WRITTEN TASK -
Answer with one number only: the number of lines that include the word "место".

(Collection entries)
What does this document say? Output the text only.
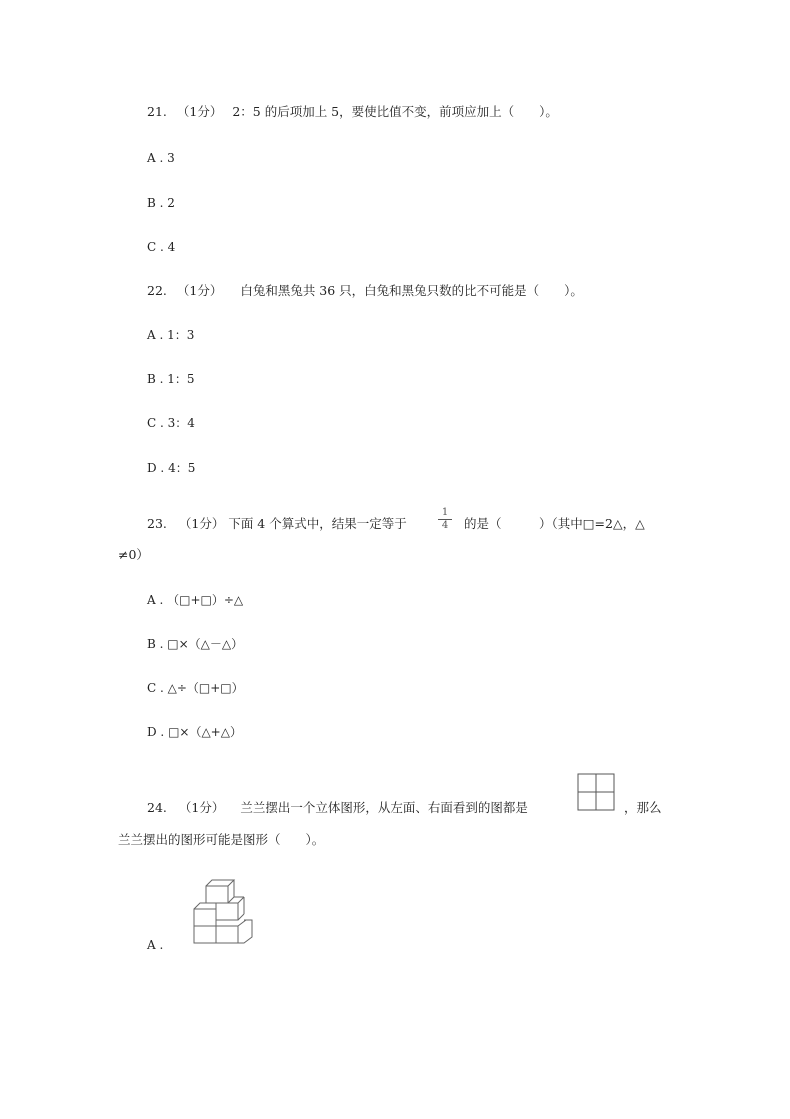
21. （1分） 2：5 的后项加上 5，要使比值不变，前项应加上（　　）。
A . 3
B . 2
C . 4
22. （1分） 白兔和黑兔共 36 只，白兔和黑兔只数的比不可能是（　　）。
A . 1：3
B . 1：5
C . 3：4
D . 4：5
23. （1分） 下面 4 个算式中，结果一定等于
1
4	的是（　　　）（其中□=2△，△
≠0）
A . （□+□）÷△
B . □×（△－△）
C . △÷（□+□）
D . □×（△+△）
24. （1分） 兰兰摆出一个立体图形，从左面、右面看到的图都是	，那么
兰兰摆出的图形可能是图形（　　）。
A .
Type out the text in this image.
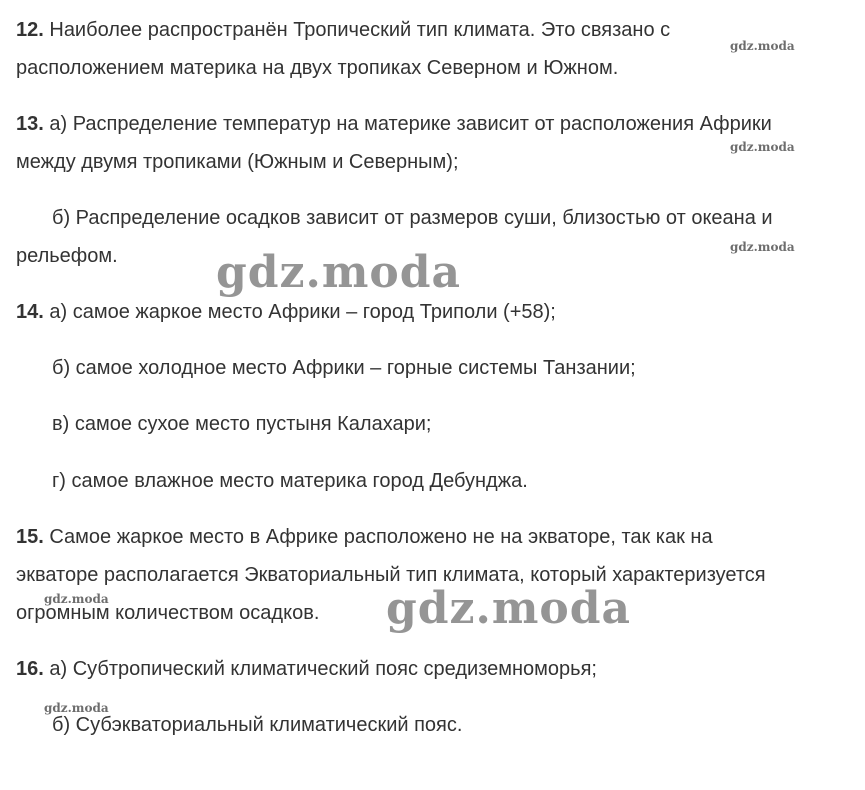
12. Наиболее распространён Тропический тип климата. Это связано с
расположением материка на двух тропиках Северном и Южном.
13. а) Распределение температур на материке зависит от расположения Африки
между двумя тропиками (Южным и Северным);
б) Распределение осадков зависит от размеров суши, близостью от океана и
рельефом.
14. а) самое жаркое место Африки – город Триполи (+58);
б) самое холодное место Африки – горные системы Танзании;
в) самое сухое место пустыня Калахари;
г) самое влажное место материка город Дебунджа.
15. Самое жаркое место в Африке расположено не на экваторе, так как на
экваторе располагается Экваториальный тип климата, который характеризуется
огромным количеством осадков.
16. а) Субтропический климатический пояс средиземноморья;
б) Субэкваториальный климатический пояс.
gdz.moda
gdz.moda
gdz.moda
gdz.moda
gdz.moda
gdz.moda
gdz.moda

---

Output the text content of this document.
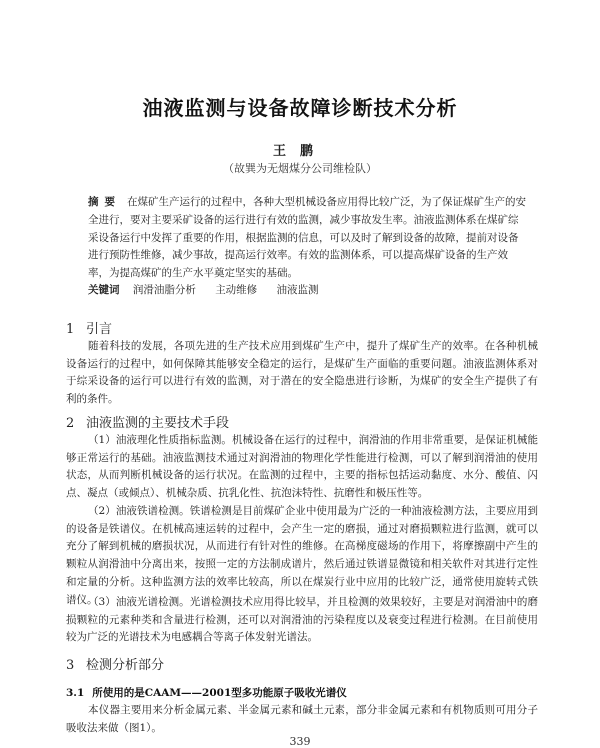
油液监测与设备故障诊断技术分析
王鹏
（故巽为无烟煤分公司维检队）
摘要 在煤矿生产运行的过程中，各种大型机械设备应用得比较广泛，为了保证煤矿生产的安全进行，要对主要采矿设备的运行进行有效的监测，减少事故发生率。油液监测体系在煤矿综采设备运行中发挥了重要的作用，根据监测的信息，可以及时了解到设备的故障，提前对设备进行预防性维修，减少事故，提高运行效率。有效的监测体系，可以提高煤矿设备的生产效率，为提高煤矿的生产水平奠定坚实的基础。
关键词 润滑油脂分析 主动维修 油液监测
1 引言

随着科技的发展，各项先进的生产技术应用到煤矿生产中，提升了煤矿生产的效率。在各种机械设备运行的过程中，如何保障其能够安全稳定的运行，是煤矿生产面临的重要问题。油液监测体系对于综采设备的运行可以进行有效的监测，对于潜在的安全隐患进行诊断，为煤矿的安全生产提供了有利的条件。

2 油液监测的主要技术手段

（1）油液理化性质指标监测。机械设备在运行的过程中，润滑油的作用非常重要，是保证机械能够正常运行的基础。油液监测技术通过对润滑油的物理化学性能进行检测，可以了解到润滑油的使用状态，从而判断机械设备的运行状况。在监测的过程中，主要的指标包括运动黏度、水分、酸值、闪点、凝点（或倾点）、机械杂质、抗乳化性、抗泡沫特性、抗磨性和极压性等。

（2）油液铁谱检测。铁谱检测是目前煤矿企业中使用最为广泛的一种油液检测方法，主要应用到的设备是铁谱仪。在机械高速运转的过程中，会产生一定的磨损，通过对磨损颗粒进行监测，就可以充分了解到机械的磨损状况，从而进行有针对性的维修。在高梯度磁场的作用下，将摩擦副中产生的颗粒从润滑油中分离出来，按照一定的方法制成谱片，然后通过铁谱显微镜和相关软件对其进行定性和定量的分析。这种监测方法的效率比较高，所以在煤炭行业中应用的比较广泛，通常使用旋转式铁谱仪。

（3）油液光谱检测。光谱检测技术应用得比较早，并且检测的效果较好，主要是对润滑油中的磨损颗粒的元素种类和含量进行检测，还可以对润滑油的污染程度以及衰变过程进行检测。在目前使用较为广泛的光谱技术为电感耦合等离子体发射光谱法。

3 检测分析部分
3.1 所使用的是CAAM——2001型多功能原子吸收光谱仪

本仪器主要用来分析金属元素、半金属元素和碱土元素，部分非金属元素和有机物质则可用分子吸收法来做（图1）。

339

RESPONSE TO THIS EXERCISE -
5